▶ What you will do:
Write the material out again in full, word for word. Do not include the pictures.

▶ Figure record extracts:
--
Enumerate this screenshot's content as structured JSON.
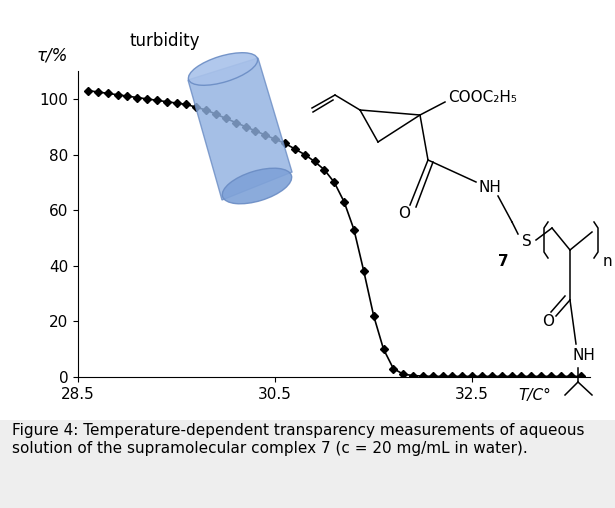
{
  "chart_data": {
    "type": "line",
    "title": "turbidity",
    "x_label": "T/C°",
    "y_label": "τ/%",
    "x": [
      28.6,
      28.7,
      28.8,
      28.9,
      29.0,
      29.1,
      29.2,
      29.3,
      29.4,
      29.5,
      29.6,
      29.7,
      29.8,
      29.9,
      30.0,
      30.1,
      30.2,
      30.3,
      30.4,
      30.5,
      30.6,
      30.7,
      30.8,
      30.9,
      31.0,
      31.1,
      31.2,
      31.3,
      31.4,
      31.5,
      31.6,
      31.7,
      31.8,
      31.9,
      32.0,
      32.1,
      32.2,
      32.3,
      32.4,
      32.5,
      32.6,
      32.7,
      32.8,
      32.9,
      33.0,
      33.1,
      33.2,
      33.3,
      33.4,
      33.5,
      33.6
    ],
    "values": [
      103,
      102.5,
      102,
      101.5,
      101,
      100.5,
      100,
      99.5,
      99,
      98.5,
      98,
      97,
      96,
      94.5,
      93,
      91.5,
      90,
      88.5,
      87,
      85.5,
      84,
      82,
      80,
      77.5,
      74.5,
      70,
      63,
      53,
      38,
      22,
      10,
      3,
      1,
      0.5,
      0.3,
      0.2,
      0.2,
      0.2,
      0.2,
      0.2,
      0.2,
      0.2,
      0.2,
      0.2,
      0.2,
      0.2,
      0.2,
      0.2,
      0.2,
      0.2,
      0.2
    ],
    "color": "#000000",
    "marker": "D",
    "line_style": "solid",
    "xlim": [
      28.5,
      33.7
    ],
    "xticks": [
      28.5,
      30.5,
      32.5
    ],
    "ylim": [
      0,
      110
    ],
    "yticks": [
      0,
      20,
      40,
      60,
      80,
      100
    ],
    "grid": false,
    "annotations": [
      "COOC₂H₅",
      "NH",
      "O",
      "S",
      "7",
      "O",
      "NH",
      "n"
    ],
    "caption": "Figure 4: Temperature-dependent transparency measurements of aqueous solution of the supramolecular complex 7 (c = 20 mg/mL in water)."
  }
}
--
▶ Exercise response:
Enumerate this screenshot's content as structured JSON.
{
  "chart_data": {
    "type": "line",
    "title": "turbidity",
    "x_label": "T/C°",
    "y_label": "τ/%",
    "x": [
      28.6,
      28.7,
      28.8,
      28.9,
      29.0,
      29.1,
      29.2,
      29.3,
      29.4,
      29.5,
      29.6,
      29.7,
      29.8,
      29.9,
      30.0,
      30.1,
      30.2,
      30.3,
      30.4,
      30.5,
      30.6,
      30.7,
      30.8,
      30.9,
      31.0,
      31.1,
      31.2,
      31.3,
      31.4,
      31.5,
      31.6,
      31.7,
      31.8,
      31.9,
      32.0,
      32.1,
      32.2,
      32.3,
      32.4,
      32.5,
      32.6,
      32.7,
      32.8,
      32.9,
      33.0,
      33.1,
      33.2,
      33.3,
      33.4,
      33.5,
      33.6
    ],
    "values": [
      103,
      102.5,
      102,
      101.5,
      101,
      100.5,
      100,
      99.5,
      99,
      98.5,
      98,
      97,
      96,
      94.5,
      93,
      91.5,
      90,
      88.5,
      87,
      85.5,
      84,
      82,
      80,
      77.5,
      74.5,
      70,
      63,
      53,
      38,
      22,
      10,
      3,
      1,
      0.5,
      0.3,
      0.2,
      0.2,
      0.2,
      0.2,
      0.2,
      0.2,
      0.2,
      0.2,
      0.2,
      0.2,
      0.2,
      0.2,
      0.2,
      0.2,
      0.2,
      0.2
    ],
    "color": "#000000",
    "marker": "D",
    "line_style": "solid",
    "xlim": [
      28.5,
      33.7
    ],
    "xticks": [
      28.5,
      30.5,
      32.5
    ],
    "ylim": [
      0,
      110
    ],
    "yticks": [
      0,
      20,
      40,
      60,
      80,
      100
    ],
    "grid": false,
    "annotations": [
      "COOC₂H₅",
      "NH",
      "O",
      "S",
      "7",
      "O",
      "NH",
      "n"
    ],
    "caption": "Figure 4: Temperature-dependent transparency measurements of aqueous solution of the supramolecular complex 7 (c = 20 mg/mL in water)."
  }
}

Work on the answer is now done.